══ Passage to read ══

How to Calculate the Sample Size for an A/B Test
Understand with AI
Discuss with your preferred AI assistant
The conventional minimum statistical power — an 80% chance of detecting a real effect if one exists.
A 5% significance level (alpha) is the default tolerance for a false positive across the industry.
Halving the minimum detectable effect roughly quadruples the sample size you need per variant.
Running an A/B test without first calculating the sample size is the single most common way experiments go wrong. You either stop too early and ship a "winner" that was really just noise, or you run forever chasing an effect your traffic could never have detected. A sample size calculation tells you, before you start, exactly how many visitors each variant needs — so you know whether the test is even worth running.
This guide explains what sample size means in A/B testing, the four inputs that drive it, the exact formula behind the numbers, and how to use the result to plan a test you can actually trust.
What Is Sample Size in an A/B Test?
Sample size is the number of visitors (or sessions) each variant needs before your test has enough statistical power to reliably detect the effect you care about. It is not a number you discover after the fact by watching the dashboard — it is a target you commit to before launching, based on four parameters: your baseline conversion rate, the minimum detectable effect, the statistical power, and the significance level.
Get the sample size right and you avoid two expensive mistakes: a false positive (calling a winner that does not exist) and a false negative (missing a real improvement because the test was under-powered).
The Four Inputs That Drive Sample Size
Every sample size calculation — including the one above — rests on the same four levers:
- Baseline conversion rate. The current conversion rate of your control. Lower baselines need dramatically more traffic, because there is less signal to measure against.
- Minimum detectable effect (MDE). The smallest improvement you want to be able to detect. Expressed as a relative lift (e.g. "a 10% lift over baseline") or an absolute change (e.g. "+0.5 percentage points"). Smaller MDEs require much larger samples.
- Statistical power (1 − β). The probability of detecting a real effect if one exists. 80% is the conventional minimum; 90% is safer for high-stakes decisions. Higher power means a bigger sample.
- Significance level (α). Your tolerance for a false positive. 5% (95% confidence) is standard. A stricter 1% (99% confidence) reduces false positives but raises the sample needed.
How the Sample Size Formula Works
For a two-proportion test comparing a control rate (p1) with a target rate (p2), the required sample size per variant is:
| Symbol | Meaning |
|---|---|
| n | Visitors required per variant |
| zα | Critical z-value for your significance level and test type |
| zβ | Critical z-value for your chosen power |
| p1, p2 | Baseline and target conversion rates |
In words: n = (zα·√(2·p̄·(1−p̄)) + zβ·√(p1·(1−p1) + p2·(1−p2)))² ÷ (p2 − p1)², where p̄ is the average of the two rates. The calculator solves this for you and turns the four inputs into the critical z-values using the inverse normal distribution. Because the denominator squares the effect, halving your MDE roughly quadruples the visitors you need.
Estimating Test Duration
Sample size only tells you how many visitors you need — duration tells you how long that will take. Divide the required per-variant sample by your daily visitors per variant:
- Days = sample per variant ÷ (daily visitors ÷ number of variants).

═══

• Your task
According to the guide on A/B test sample size, what happens to the sample size needed per variant when the minimum detectable effect is halved? The listing has no part in this.

══ Data shown ══

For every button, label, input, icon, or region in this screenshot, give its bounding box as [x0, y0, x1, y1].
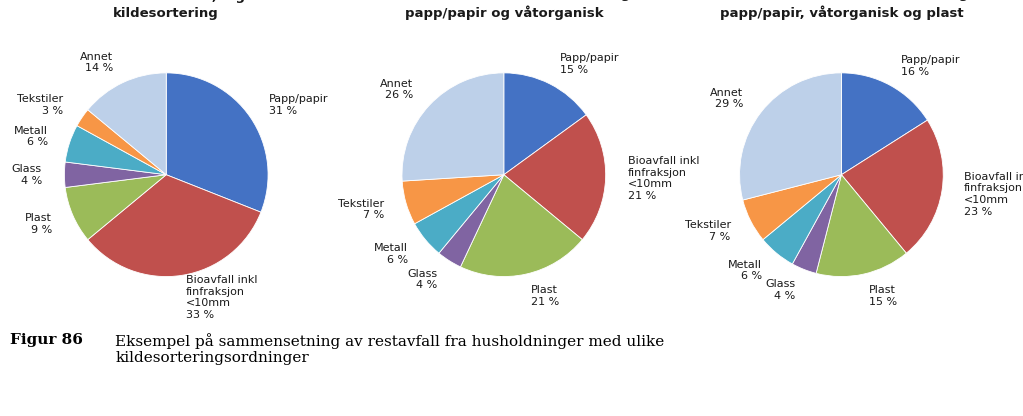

═══

• Full solution
It roughly quadruples.